▶ Supplied material
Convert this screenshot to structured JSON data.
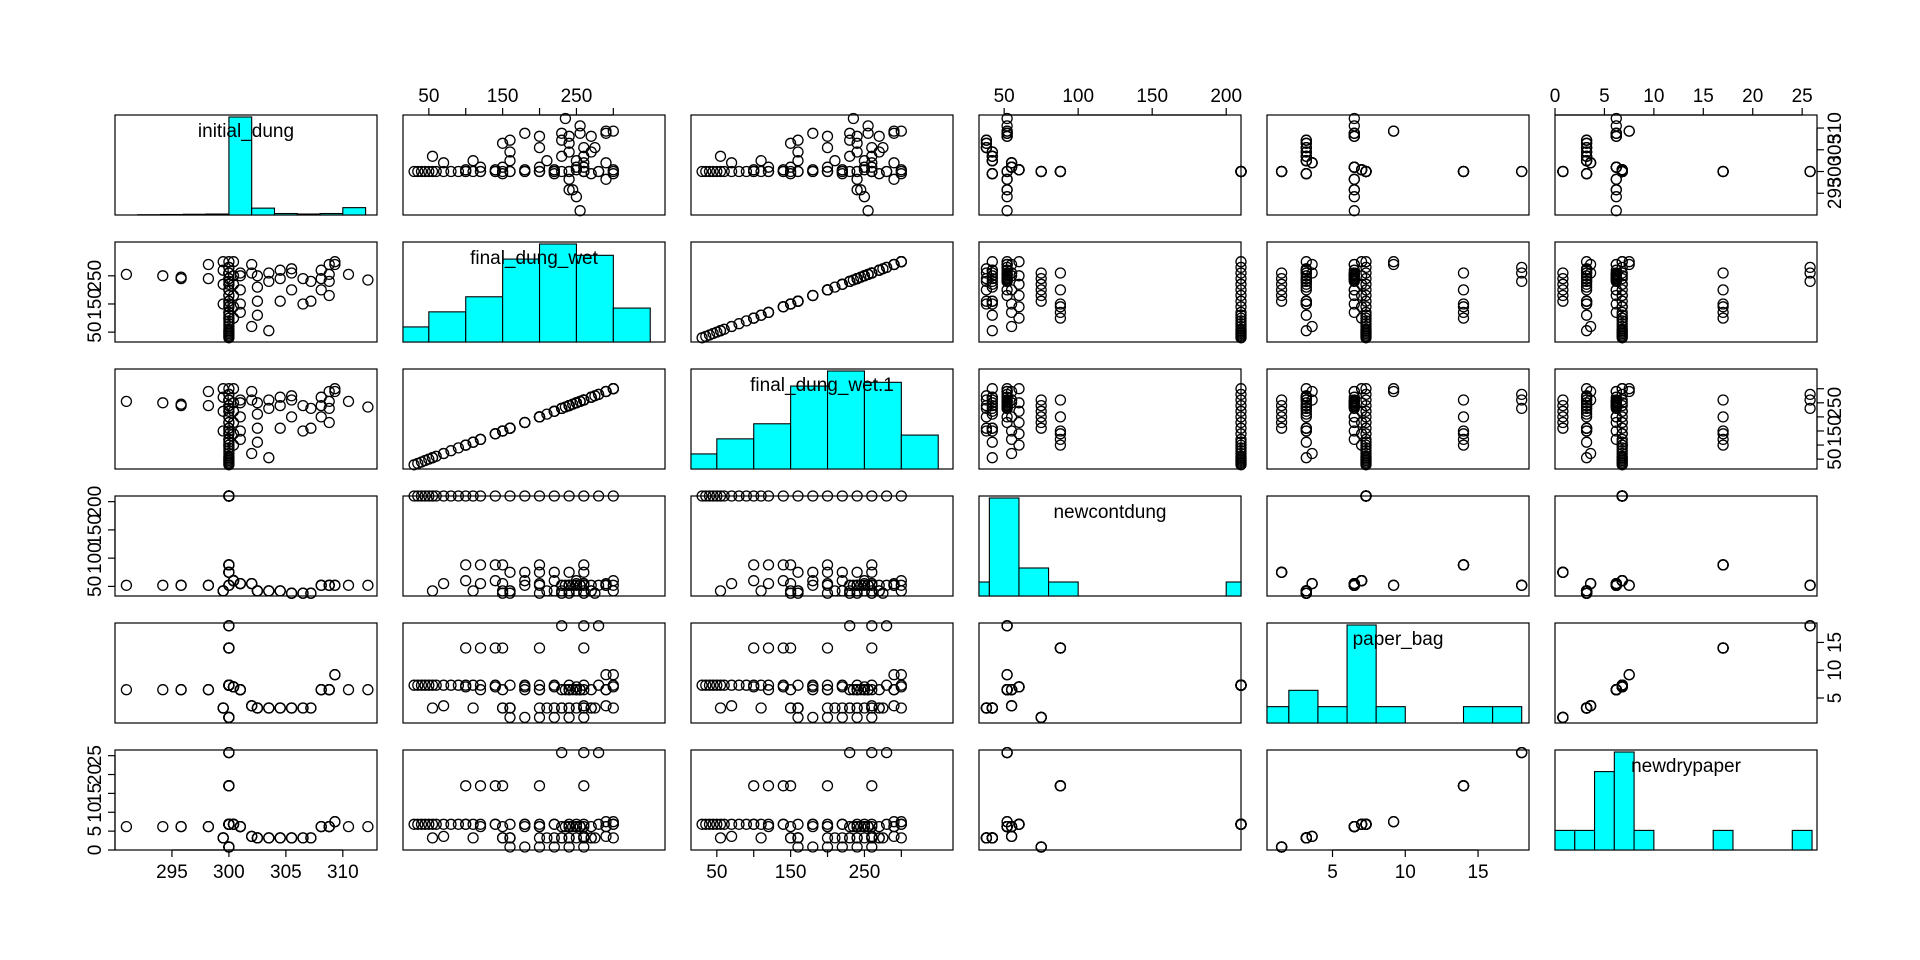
{
  "chart_data": {
    "type": "scatter",
    "variables": [
      {
        "name": "initial_dung",
        "range": [
          290,
          313
        ],
        "ticks": [
          295,
          300,
          305,
          310
        ],
        "tick_labels": [
          "295",
          "300",
          "305",
          "310"
        ]
      },
      {
        "name": "final_dung_wet",
        "range": [
          15,
          370
        ],
        "ticks": [
          50,
          150,
          250
        ],
        "tick_labels": [
          "50",
          "150",
          "250"
        ],
        "top_ticks": [
          50,
          100,
          150,
          200,
          250,
          300
        ],
        "top_tick_labels": [
          "50",
          "150",
          "250"
        ]
      },
      {
        "name": "final_dung_wet.1",
        "range": [
          15,
          370
        ],
        "ticks": [
          50,
          100,
          150,
          200,
          250,
          300
        ],
        "tick_labels": [
          "50",
          "150",
          "250"
        ]
      },
      {
        "name": "newcontdung",
        "range": [
          33,
          210
        ],
        "ticks": [
          50,
          100,
          150,
          200
        ],
        "tick_labels": [
          "50",
          "100",
          "150",
          "200"
        ]
      },
      {
        "name": "paper_bag",
        "range": [
          0.5,
          18.5
        ],
        "ticks": [
          5,
          10,
          15
        ],
        "tick_labels": [
          "5",
          "10",
          "15"
        ]
      },
      {
        "name": "newdrypaper",
        "range": [
          0,
          26.5
        ],
        "ticks": [
          0,
          5,
          10,
          15,
          20,
          25
        ],
        "tick_labels": [
          "0",
          "5",
          "10",
          "15",
          "20",
          "25"
        ]
      }
    ],
    "histograms": [
      {
        "variable": "initial_dung",
        "breaks": [
          290,
          292,
          294,
          296,
          298,
          300,
          302,
          304,
          306,
          308,
          310,
          312
        ],
        "counts": [
          0,
          1,
          2,
          3,
          4,
          400,
          28,
          6,
          4,
          6,
          30,
          0
        ]
      },
      {
        "variable": "final_dung_wet",
        "breaks": [
          0,
          50,
          100,
          150,
          200,
          250,
          300,
          350
        ],
        "counts": [
          20,
          40,
          60,
          110,
          130,
          115,
          45
        ]
      },
      {
        "variable": "final_dung_wet.1",
        "breaks": [
          0,
          50,
          100,
          150,
          200,
          250,
          300,
          350
        ],
        "counts": [
          20,
          40,
          60,
          110,
          130,
          115,
          45
        ]
      },
      {
        "variable": "newcontdung",
        "breaks": [
          20,
          40,
          60,
          80,
          100,
          120,
          140,
          160,
          180,
          200,
          220
        ],
        "counts": [
          2,
          14,
          4,
          2,
          0,
          0,
          0,
          0,
          0,
          2
        ]
      },
      {
        "variable": "paper_bag",
        "breaks": [
          0,
          2,
          4,
          6,
          8,
          10,
          12,
          14,
          16,
          18
        ],
        "counts": [
          1,
          2,
          1,
          6,
          1,
          0,
          0,
          1,
          1
        ]
      },
      {
        "variable": "newdrypaper",
        "breaks": [
          0,
          2,
          4,
          6,
          8,
          10,
          12,
          14,
          16,
          18,
          20,
          22,
          24,
          26
        ],
        "counts": [
          1,
          1,
          4,
          5,
          1,
          0,
          0,
          0,
          1,
          0,
          0,
          0,
          1
        ]
      }
    ],
    "groups": [
      {
        "id": "g1",
        "initial_dung": 291,
        "final_dung_wet": [
          255
        ],
        "newcontdung": 52,
        "paper_bag": 6.5,
        "newdrypaper": 6.2
      },
      {
        "id": "g2",
        "initial_dung": 294.2,
        "final_dung_wet": [
          250
        ],
        "newcontdung": 52,
        "paper_bag": 6.5,
        "newdrypaper": 6.2
      },
      {
        "id": "g3",
        "initial_dung": 295.8,
        "final_dung_wet": [
          240,
          245
        ],
        "newcontdung": 52,
        "paper_bag": 6.5,
        "newdrypaper": 6.2
      },
      {
        "id": "g4",
        "initial_dung": 298.2,
        "final_dung_wet": [
          240,
          290
        ],
        "newcontdung": 52,
        "paper_bag": 6.5,
        "newdrypaper": 6.2
      },
      {
        "id": "g5",
        "initial_dung": 299.5,
        "final_dung_wet": [
          150,
          220,
          270,
          300
        ],
        "newcontdung": 42,
        "paper_bag": 3.2,
        "newdrypaper": 3.2
      },
      {
        "id": "g6",
        "initial_dung": 300,
        "final_dung_wet": [
          30,
          35,
          40,
          45,
          50,
          55,
          60,
          70,
          80,
          90,
          100,
          110,
          120,
          140,
          160,
          180,
          200,
          220,
          240,
          260,
          280,
          300
        ],
        "newcontdung": 210,
        "paper_bag": 7.3,
        "newdrypaper": 6.8
      },
      {
        "id": "g7",
        "initial_dung": 300,
        "final_dung_wet": [
          160,
          180,
          200,
          220,
          240,
          260
        ],
        "newcontdung": 75,
        "paper_bag": 1.5,
        "newdrypaper": 0.8
      },
      {
        "id": "g8",
        "initial_dung": 300,
        "final_dung_wet": [
          100,
          120,
          140,
          150,
          200,
          260
        ],
        "newcontdung": 88,
        "paper_bag": 14,
        "newdrypaper": 17
      },
      {
        "id": "g9",
        "initial_dung": 300,
        "final_dung_wet": [
          230,
          260,
          280
        ],
        "newcontdung": 52,
        "paper_bag": 18,
        "newdrypaper": 25.8
      },
      {
        "id": "g10",
        "initial_dung": 300.4,
        "final_dung_wet": [
          100,
          140,
          180,
          220,
          250,
          300
        ],
        "newcontdung": 60,
        "paper_bag": 7,
        "newdrypaper": 6.8
      },
      {
        "id": "g11",
        "initial_dung": 301,
        "final_dung_wet": [
          120,
          150,
          200,
          250,
          260
        ],
        "newcontdung": 55,
        "paper_bag": 6.5,
        "newdrypaper": 6.2
      },
      {
        "id": "g12",
        "initial_dung": 302.5,
        "final_dung_wet": [
          110,
          160,
          210,
          250
        ],
        "newcontdung": 42,
        "paper_bag": 3.2,
        "newdrypaper": 3.2
      },
      {
        "id": "g13",
        "initial_dung": 302,
        "final_dung_wet": [
          70,
          260,
          290
        ],
        "newcontdung": 55,
        "paper_bag": 3.6,
        "newdrypaper": 3.6
      },
      {
        "id": "g14",
        "initial_dung": 303.5,
        "final_dung_wet": [
          55,
          230,
          260
        ],
        "newcontdung": 42,
        "paper_bag": 3.2,
        "newdrypaper": 3.2
      },
      {
        "id": "g15",
        "initial_dung": 304.5,
        "final_dung_wet": [
          160,
          240,
          270
        ],
        "newcontdung": 42,
        "paper_bag": 3.2,
        "newdrypaper": 3.2
      },
      {
        "id": "g16",
        "initial_dung": 305.5,
        "final_dung_wet": [
          200,
          260,
          275
        ],
        "newcontdung": 38,
        "paper_bag": 3.2,
        "newdrypaper": 3.2
      },
      {
        "id": "g17",
        "initial_dung": 306.5,
        "final_dung_wet": [
          150,
          240
        ],
        "newcontdung": 38,
        "paper_bag": 3.2,
        "newdrypaper": 3.2
      },
      {
        "id": "g18",
        "initial_dung": 307.2,
        "final_dung_wet": [
          160,
          230
        ],
        "newcontdung": 38,
        "paper_bag": 3.2,
        "newdrypaper": 3.2
      },
      {
        "id": "g19",
        "initial_dung": 308.1,
        "final_dung_wet": [
          200,
          240,
          270
        ],
        "newcontdung": 52,
        "paper_bag": 6.5,
        "newdrypaper": 6.2
      },
      {
        "id": "g20",
        "initial_dung": 308.8,
        "final_dung_wet": [
          180,
          230,
          255,
          290
        ],
        "newcontdung": 52,
        "paper_bag": 6.5,
        "newdrypaper": 6.2
      },
      {
        "id": "g21",
        "initial_dung": 309.3,
        "final_dung_wet": [
          290,
          300
        ],
        "newcontdung": 52,
        "paper_bag": 9.2,
        "newdrypaper": 7.5
      },
      {
        "id": "g22",
        "initial_dung": 310.5,
        "final_dung_wet": [
          255
        ],
        "newcontdung": 52,
        "paper_bag": 6.5,
        "newdrypaper": 6.2
      },
      {
        "id": "g23",
        "initial_dung": 312.2,
        "final_dung_wet": [
          235
        ],
        "newcontdung": 52,
        "paper_bag": 6.5,
        "newdrypaper": 6.2
      }
    ]
  }
}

▶ Given problem
Count every line in the data that contains the word "name", then give that count and nothing else.

▶ Exercise solution
6